**The problem:** Go through the data and copy every line exactly, but not the images.

--- BEGIN Dataset ---

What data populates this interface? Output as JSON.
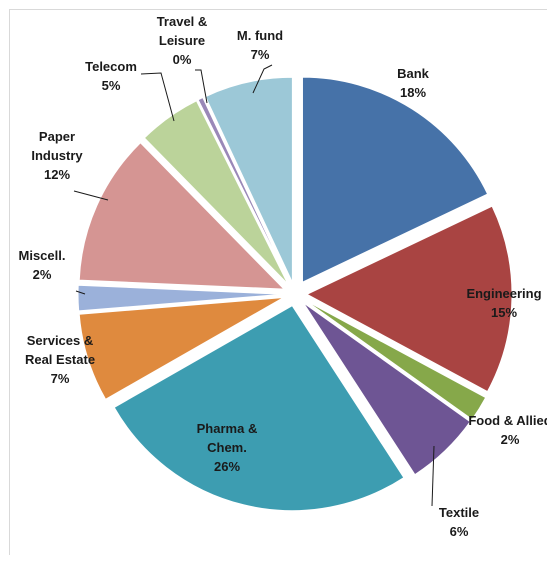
{
  "chart_data": {
    "type": "pie",
    "title": "",
    "slices": [
      {
        "label": [
          "Bank"
        ],
        "pct": "18%",
        "value": 18,
        "color": "#4672A8"
      },
      {
        "label": [
          "Engineering"
        ],
        "pct": "15%",
        "value": 15,
        "color": "#A94442"
      },
      {
        "label": [
          "Food & Allied"
        ],
        "pct": "2%",
        "value": 2,
        "color": "#86A84A"
      },
      {
        "label": [
          "Textile"
        ],
        "pct": "6%",
        "value": 6,
        "color": "#6E5594"
      },
      {
        "label": [
          "Pharma &",
          "Chem."
        ],
        "pct": "26%",
        "value": 26,
        "color": "#3D9DB1"
      },
      {
        "label": [
          "Services &",
          "Real Estate"
        ],
        "pct": "7%",
        "value": 7,
        "color": "#DF8A3E"
      },
      {
        "label": [
          "Miscell."
        ],
        "pct": "2%",
        "value": 2,
        "color": "#9BB1DA"
      },
      {
        "label": [
          "Paper",
          "Industry"
        ],
        "pct": "12%",
        "value": 12,
        "color": "#D59593"
      },
      {
        "label": [
          "Telecom"
        ],
        "pct": "5%",
        "value": 5,
        "color": "#BBD39A"
      },
      {
        "label": [
          "Travel &",
          "Leisure"
        ],
        "pct": "0%",
        "value": 0.4,
        "color": "#9A88B8"
      },
      {
        "label": [
          "M. fund"
        ],
        "pct": "7%",
        "value": 7,
        "color": "#9CC8D7"
      }
    ]
  }
}
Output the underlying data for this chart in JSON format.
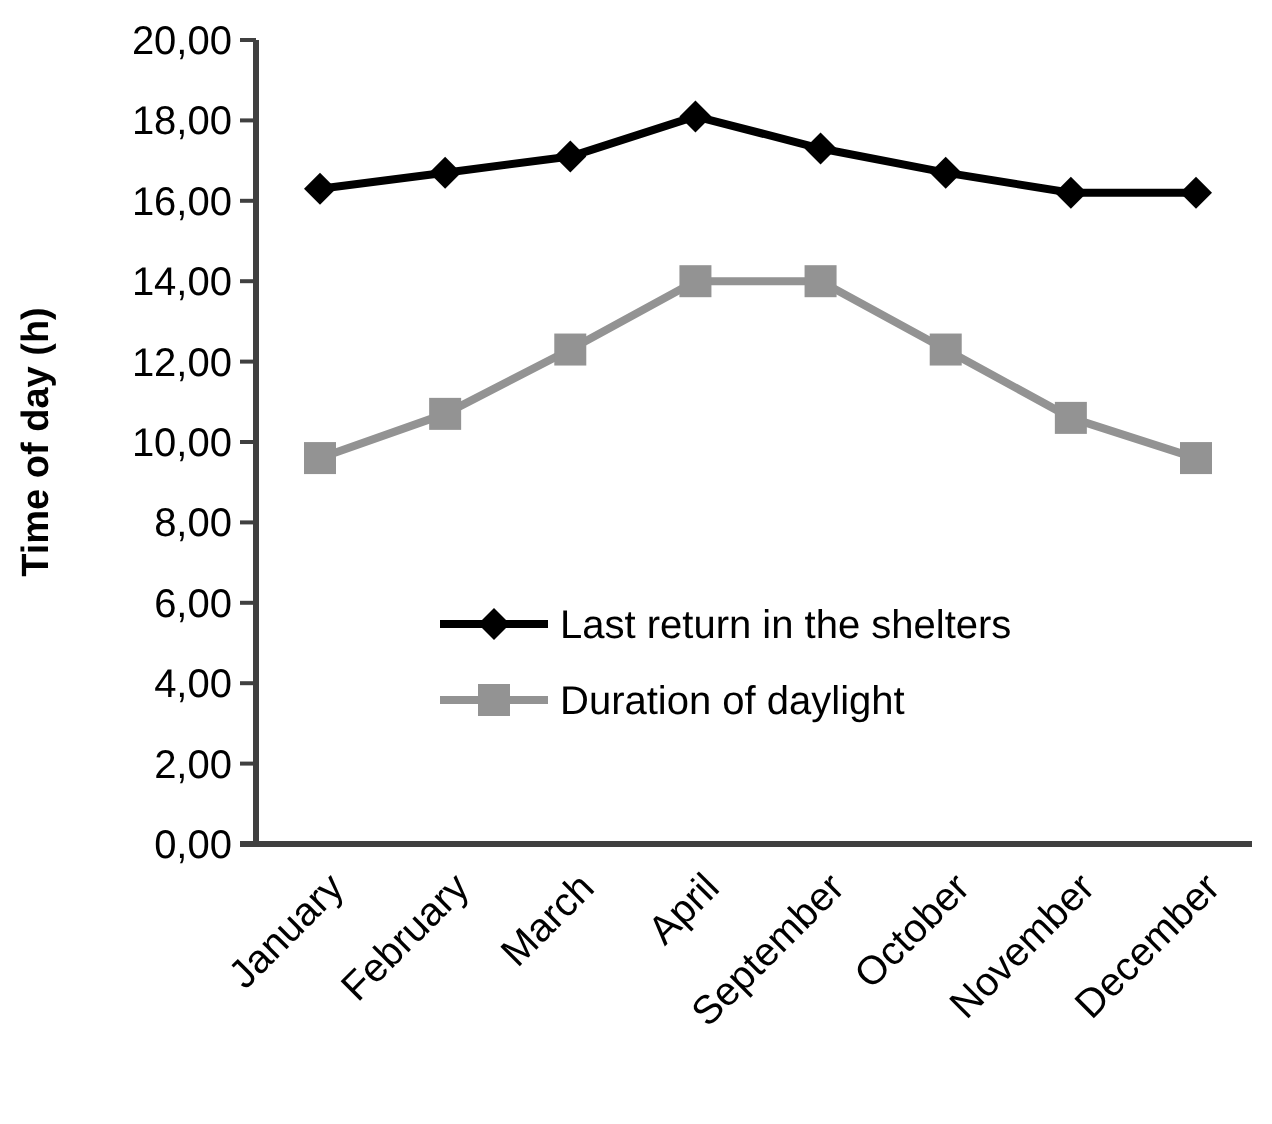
{
  "chart_data": {
    "type": "line",
    "ylabel": "Time of day (h)",
    "categories": [
      "January",
      "February",
      "March",
      "April",
      "September",
      "October",
      "November",
      "December"
    ],
    "series": [
      {
        "name": "Last return in the shelters",
        "color": "#000000",
        "marker": "diamond",
        "values": [
          16.3,
          16.7,
          17.1,
          18.1,
          17.3,
          16.7,
          16.2,
          16.2
        ]
      },
      {
        "name": "Duration of daylight",
        "color": "#939393",
        "marker": "square",
        "values": [
          9.6,
          10.7,
          12.3,
          14.0,
          14.0,
          12.3,
          10.6,
          9.6
        ]
      }
    ],
    "ylim": [
      0,
      20
    ],
    "yticks": [
      {
        "value": 0,
        "label": "0,00"
      },
      {
        "value": 2,
        "label": "2,00"
      },
      {
        "value": 4,
        "label": "4,00"
      },
      {
        "value": 6,
        "label": "6,00"
      },
      {
        "value": 8,
        "label": "8,00"
      },
      {
        "value": 10,
        "label": "10,00"
      },
      {
        "value": 12,
        "label": "12,00"
      },
      {
        "value": 14,
        "label": "14,00"
      },
      {
        "value": 16,
        "label": "16,00"
      },
      {
        "value": 18,
        "label": "18,00"
      },
      {
        "value": 20,
        "label": "20,00"
      }
    ],
    "grid": false,
    "legend": "bottom",
    "line_style": "solid"
  }
}
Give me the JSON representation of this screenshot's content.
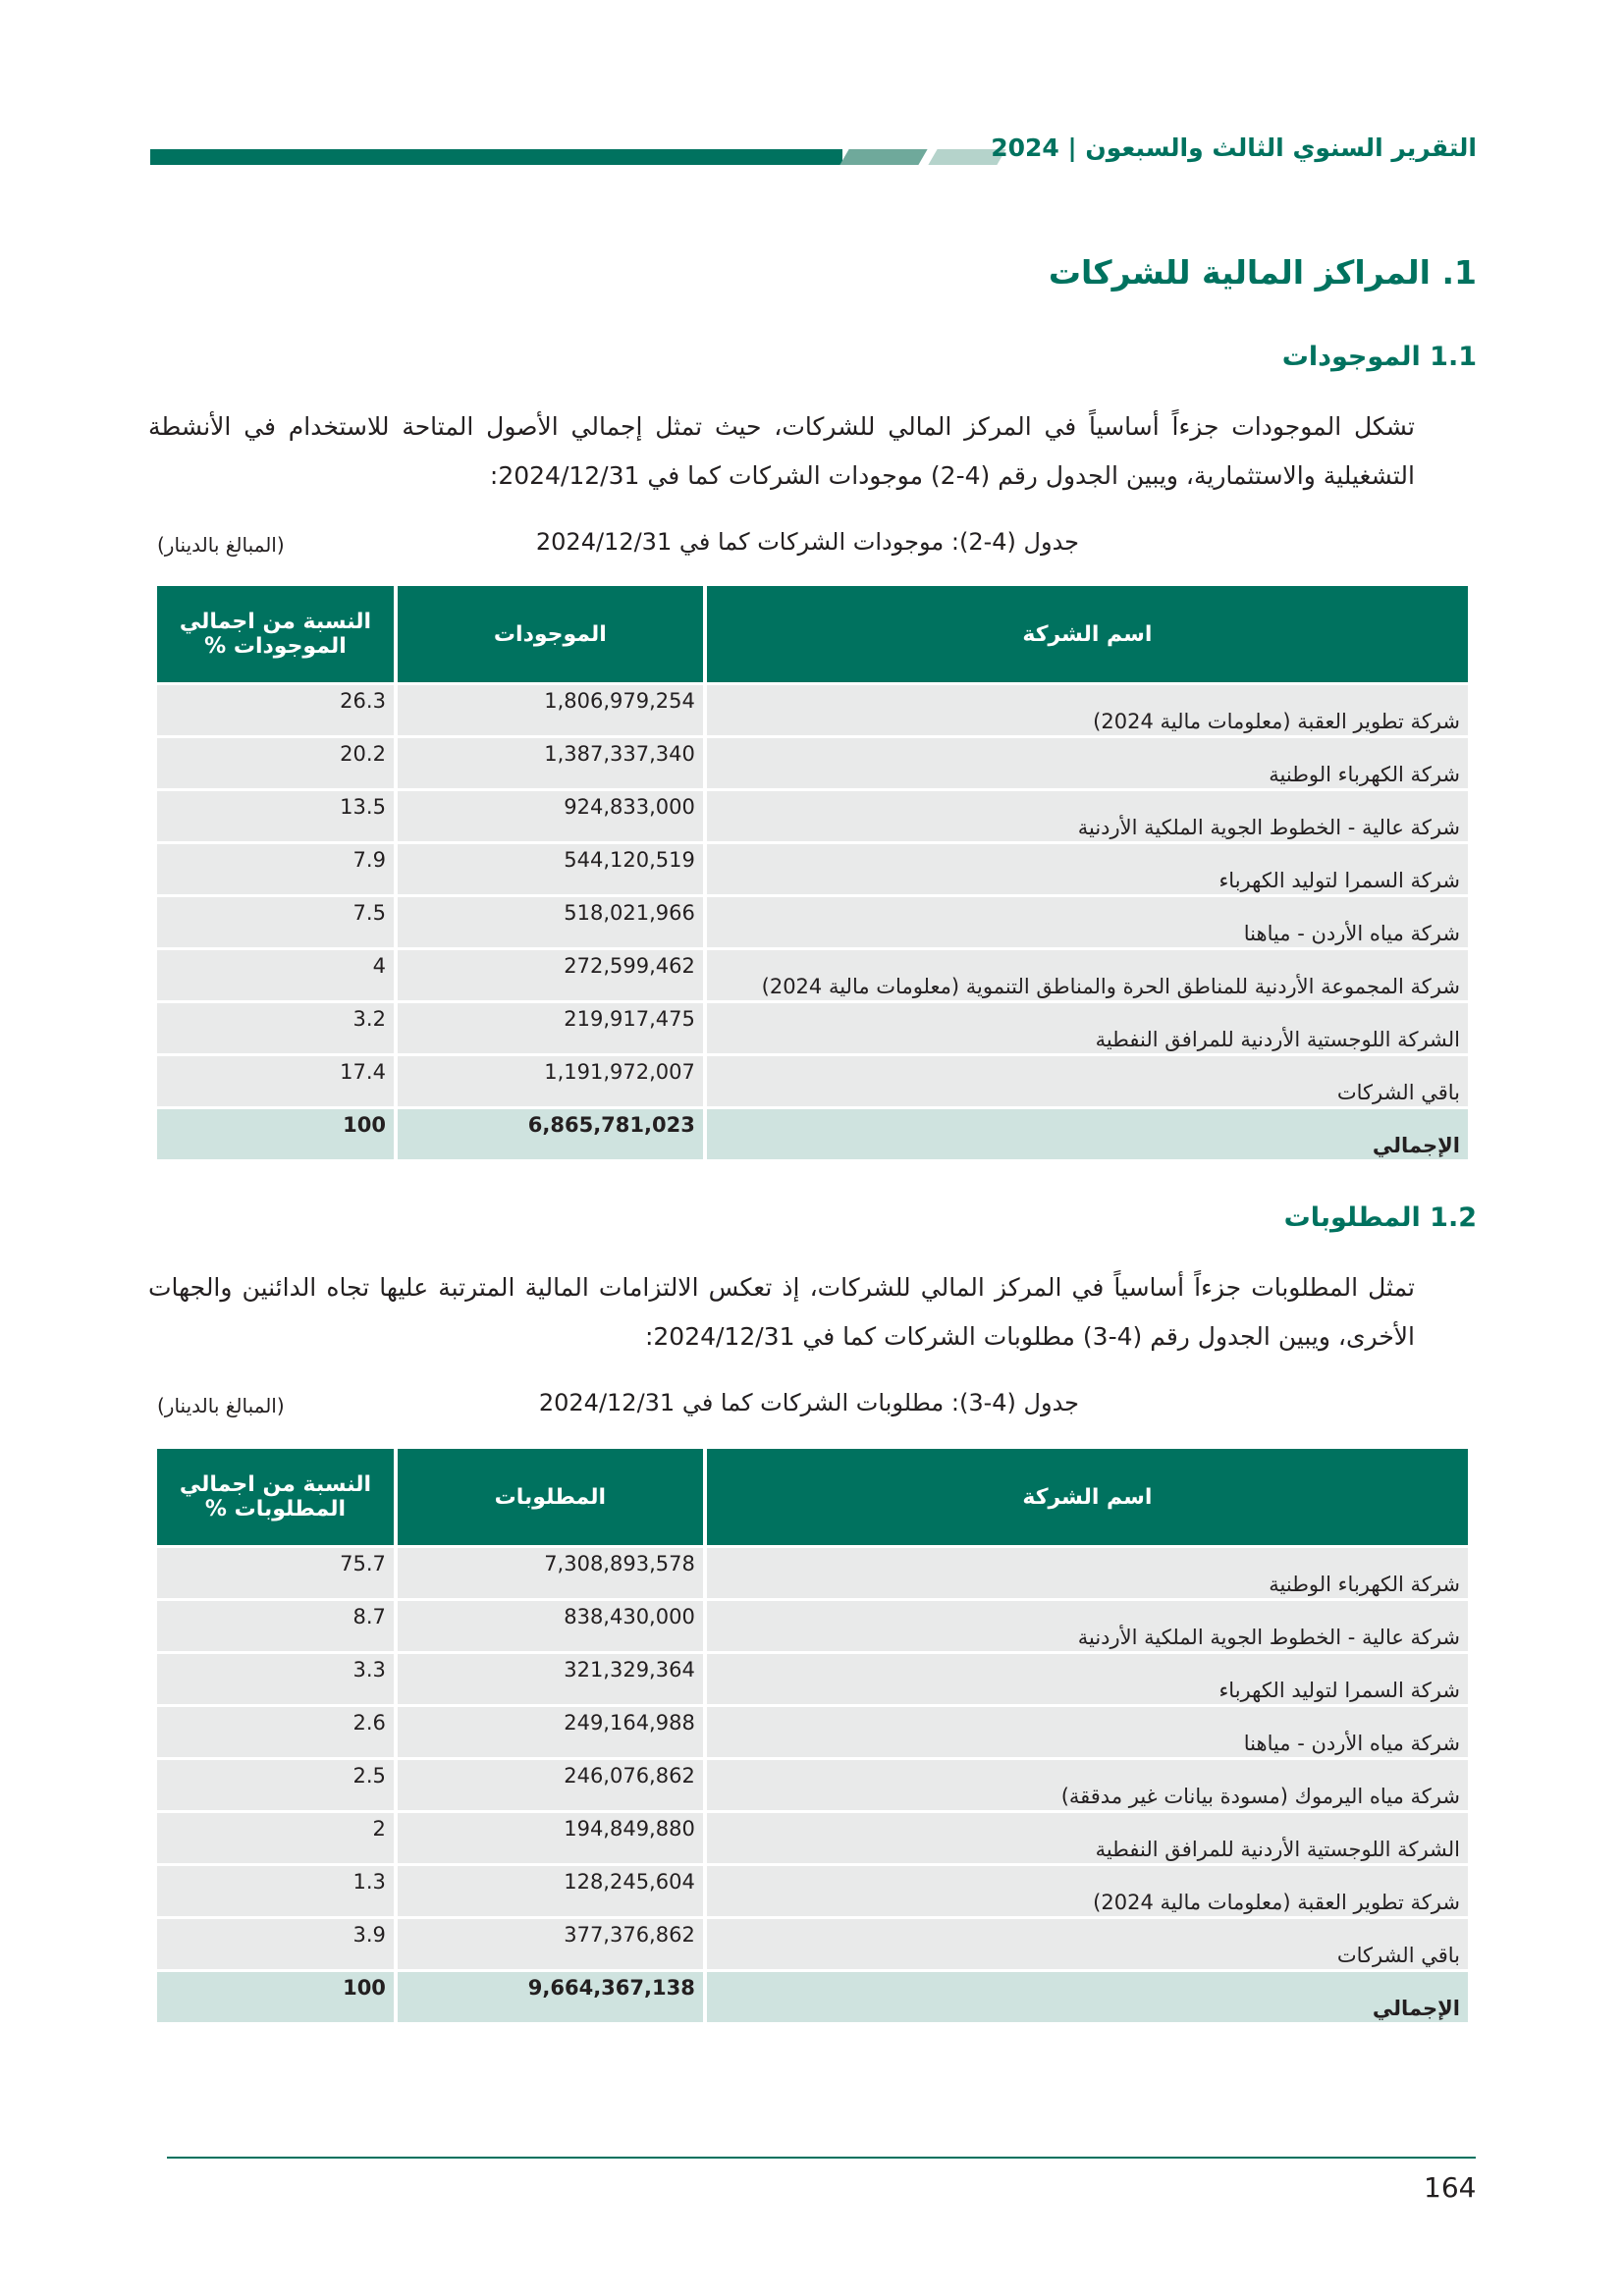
{
  "header": {
    "title": "التقرير السنوي الثالث والسبعون | 2024",
    "accent": "#00725f"
  },
  "section1": {
    "title": "1.   المراكز المالية للشركات"
  },
  "assets": {
    "heading": "1.1  الموجودات",
    "paragraph": "تشكل الموجودات جزءاً أساسياً في المركز المالي للشركات، حيث تمثل إجمالي الأصول المتاحة للاستخدام في الأنشطة التشغيلية والاستثمارية، ويبين الجدول رقم (4-2) موجودات الشركات كما في 2024/12/31:",
    "caption": "جدول (4-2): موجودات الشركات كما في 2024/12/31",
    "unit": "(المبالغ بالدينار)",
    "columns": [
      "اسم الشركة",
      "الموجودات",
      "النسبة من اجمالي الموجودات %"
    ],
    "rows": [
      [
        "شركة تطوير العقبة (معلومات مالية 2024)",
        "1,806,979,254",
        "26.3"
      ],
      [
        "شركة الكهرباء الوطنية",
        "1,387,337,340",
        "20.2"
      ],
      [
        "شركة عالية - الخطوط الجوية الملكية الأردنية",
        "924,833,000",
        "13.5"
      ],
      [
        "شركة السمرا لتوليد الكهرباء",
        "544,120,519",
        "7.9"
      ],
      [
        "شركة مياه الأردن - مياهنا",
        "518,021,966",
        "7.5"
      ],
      [
        "شركة المجموعة الأردنية للمناطق الحرة والمناطق التنموية (معلومات مالية 2024)",
        "272,599,462",
        "4"
      ],
      [
        "الشركة اللوجستية الأردنية للمرافق النفطية",
        "219,917,475",
        "3.2"
      ],
      [
        "باقي الشركات",
        "1,191,972,007",
        "17.4"
      ]
    ],
    "total": [
      "الإجمالي",
      "6,865,781,023",
      "100"
    ]
  },
  "liabilities": {
    "heading": "1.2  المطلوبات",
    "paragraph": "تمثل المطلوبات جزءاً أساسياً في المركز المالي للشركات، إذ تعكس الالتزامات المالية المترتبة عليها تجاه الدائنين والجهات الأخرى، ويبين الجدول رقم (4-3) مطلوبات الشركات كما في 2024/12/31:",
    "caption": "جدول (4-3): مطلوبات  الشركات كما في 2024/12/31",
    "unit": "(المبالغ بالدينار)",
    "columns": [
      "اسم الشركة",
      "المطلوبات",
      "النسبة من اجمالي المطلوبات  %"
    ],
    "rows": [
      [
        "شركة الكهرباء الوطنية",
        "7,308,893,578",
        "75.7"
      ],
      [
        "شركة عالية - الخطوط الجوية الملكية الأردنية",
        "838,430,000",
        "8.7"
      ],
      [
        "شركة السمرا لتوليد الكهرباء",
        "321,329,364",
        "3.3"
      ],
      [
        "شركة مياه الأردن - مياهنا",
        "249,164,988",
        "2.6"
      ],
      [
        "شركة مياه اليرموك (مسودة بيانات غير مدققة)",
        "246,076,862",
        "2.5"
      ],
      [
        "الشركة اللوجستية الأردنية للمرافق النفطية",
        "194,849,880",
        "2"
      ],
      [
        "شركة تطوير العقبة (معلومات مالية 2024)",
        "128,245,604",
        "1.3"
      ],
      [
        "باقي الشركات",
        "377,376,862",
        "3.9"
      ]
    ],
    "total": [
      "الإجمالي",
      "9,664,367,138",
      "100"
    ]
  },
  "footer": {
    "page_number": "164"
  }
}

--- END Dataset ---

**Task result:**
What data populates this interface? Output as JSON.
{
  "chart_data": {
    "type": "pie",
    "title": "",
    "slices": [
      {
        "label": [
          "Bank"
        ],
        "pct": "18%",
        "value": 18,
        "color": "#4672A8"
      },
      {
        "label": [
          "Engineering"
        ],
        "pct": "15%",
        "value": 15,
        "color": "#A94442"
      },
      {
        "label": [
          "Food & Allied"
        ],
        "pct": "2%",
        "value": 2,
        "color": "#86A84A"
      },
      {
        "label": [
          "Textile"
        ],
        "pct": "6%",
        "value": 6,
        "color": "#6E5594"
      },
      {
        "label": [
          "Pharma &",
          "Chem."
        ],
        "pct": "26%",
        "value": 26,
        "color": "#3D9DB1"
      },
      {
        "label": [
          "Services &",
          "Real Estate"
        ],
        "pct": "7%",
        "value": 7,
        "color": "#DF8A3E"
      },
      {
        "label": [
          "Miscell."
        ],
        "pct": "2%",
        "value": 2,
        "color": "#9BB1DA"
      },
      {
        "label": [
          "Paper",
          "Industry"
        ],
        "pct": "12%",
        "value": 12,
        "color": "#D59593"
      },
      {
        "label": [
          "Telecom"
        ],
        "pct": "5%",
        "value": 5,
        "color": "#BBD39A"
      },
      {
        "label": [
          "Travel &",
          "Leisure"
        ],
        "pct": "0%",
        "value": 0.4,
        "color": "#9A88B8"
      },
      {
        "label": [
          "M. fund"
        ],
        "pct": "7%",
        "value": 7,
        "color": "#9CC8D7"
      }
    ]
  }
}
Output the underlying data for this chart in JSON format.
{
  "chart_data": {
    "type": "line",
    "ylabel": "Time of day (h)",
    "categories": [
      "January",
      "February",
      "March",
      "April",
      "September",
      "October",
      "November",
      "December"
    ],
    "series": [
      {
        "name": "Last return in the shelters",
        "color": "#000000",
        "marker": "diamond",
        "values": [
          16.3,
          16.7,
          17.1,
          18.1,
          17.3,
          16.7,
          16.2,
          16.2
        ]
      },
      {
        "name": "Duration of daylight",
        "color": "#939393",
        "marker": "square",
        "values": [
          9.6,
          10.7,
          12.3,
          14.0,
          14.0,
          12.3,
          10.6,
          9.6
        ]
      }
    ],
    "ylim": [
      0,
      20
    ],
    "yticks": [
      {
        "value": 0,
        "label": "0,00"
      },
      {
        "value": 2,
        "label": "2,00"
      },
      {
        "value": 4,
        "label": "4,00"
      },
      {
        "value": 6,
        "label": "6,00"
      },
      {
        "value": 8,
        "label": "8,00"
      },
      {
        "value": 10,
        "label": "10,00"
      },
      {
        "value": 12,
        "label": "12,00"
      },
      {
        "value": 14,
        "label": "14,00"
      },
      {
        "value": 16,
        "label": "16,00"
      },
      {
        "value": 18,
        "label": "18,00"
      },
      {
        "value": 20,
        "label": "20,00"
      }
    ],
    "grid": false,
    "legend": "bottom",
    "line_style": "solid"
  }
}
Give me the JSON representation of this screenshot's content.
{
  "header": {
    "title": "التقرير السنوي الثالث والسبعون | 2024",
    "accent": "#00725f"
  },
  "section1": {
    "title": "1.   المراكز المالية للشركات"
  },
  "assets": {
    "heading": "1.1  الموجودات",
    "paragraph": "تشكل الموجودات جزءاً أساسياً في المركز المالي للشركات، حيث تمثل إجمالي الأصول المتاحة للاستخدام في الأنشطة التشغيلية والاستثمارية، ويبين الجدول رقم (4-2) موجودات الشركات كما في 2024/12/31:",
    "caption": "جدول (4-2): موجودات الشركات كما في 2024/12/31",
    "unit": "(المبالغ بالدينار)",
    "columns": [
      "اسم الشركة",
      "الموجودات",
      "النسبة من اجمالي الموجودات %"
    ],
    "rows": [
      [
        "شركة تطوير العقبة (معلومات مالية 2024)",
        "1,806,979,254",
        "26.3"
      ],
      [
        "شركة الكهرباء الوطنية",
        "1,387,337,340",
        "20.2"
      ],
      [
        "شركة عالية - الخطوط الجوية الملكية الأردنية",
        "924,833,000",
        "13.5"
      ],
      [
        "شركة السمرا لتوليد الكهرباء",
        "544,120,519",
        "7.9"
      ],
      [
        "شركة مياه الأردن - مياهنا",
        "518,021,966",
        "7.5"
      ],
      [
        "شركة المجموعة الأردنية للمناطق الحرة والمناطق التنموية (معلومات مالية 2024)",
        "272,599,462",
        "4"
      ],
      [
        "الشركة اللوجستية الأردنية للمرافق النفطية",
        "219,917,475",
        "3.2"
      ],
      [
        "باقي الشركات",
        "1,191,972,007",
        "17.4"
      ]
    ],
    "total": [
      "الإجمالي",
      "6,865,781,023",
      "100"
    ]
  },
  "liabilities": {
    "heading": "1.2  المطلوبات",
    "paragraph": "تمثل المطلوبات جزءاً أساسياً في المركز المالي للشركات، إذ تعكس الالتزامات المالية المترتبة عليها تجاه الدائنين والجهات الأخرى، ويبين الجدول رقم (4-3) مطلوبات الشركات كما في 2024/12/31:",
    "caption": "جدول (4-3): مطلوبات  الشركات كما في 2024/12/31",
    "unit": "(المبالغ بالدينار)",
    "columns": [
      "اسم الشركة",
      "المطلوبات",
      "النسبة من اجمالي المطلوبات  %"
    ],
    "rows": [
      [
        "شركة الكهرباء الوطنية",
        "7,308,893,578",
        "75.7"
      ],
      [
        "شركة عالية - الخطوط الجوية الملكية الأردنية",
        "838,430,000",
        "8.7"
      ],
      [
        "شركة السمرا لتوليد الكهرباء",
        "321,329,364",
        "3.3"
      ],
      [
        "شركة مياه الأردن - مياهنا",
        "249,164,988",
        "2.6"
      ],
      [
        "شركة مياه اليرموك (مسودة بيانات غير مدققة)",
        "246,076,862",
        "2.5"
      ],
      [
        "الشركة اللوجستية الأردنية للمرافق النفطية",
        "194,849,880",
        "2"
      ],
      [
        "شركة تطوير العقبة (معلومات مالية 2024)",
        "128,245,604",
        "1.3"
      ],
      [
        "باقي الشركات",
        "377,376,862",
        "3.9"
      ]
    ],
    "total": [
      "الإجمالي",
      "9,664,367,138",
      "100"
    ]
  },
  "footer": {
    "page_number": "164"
  }
}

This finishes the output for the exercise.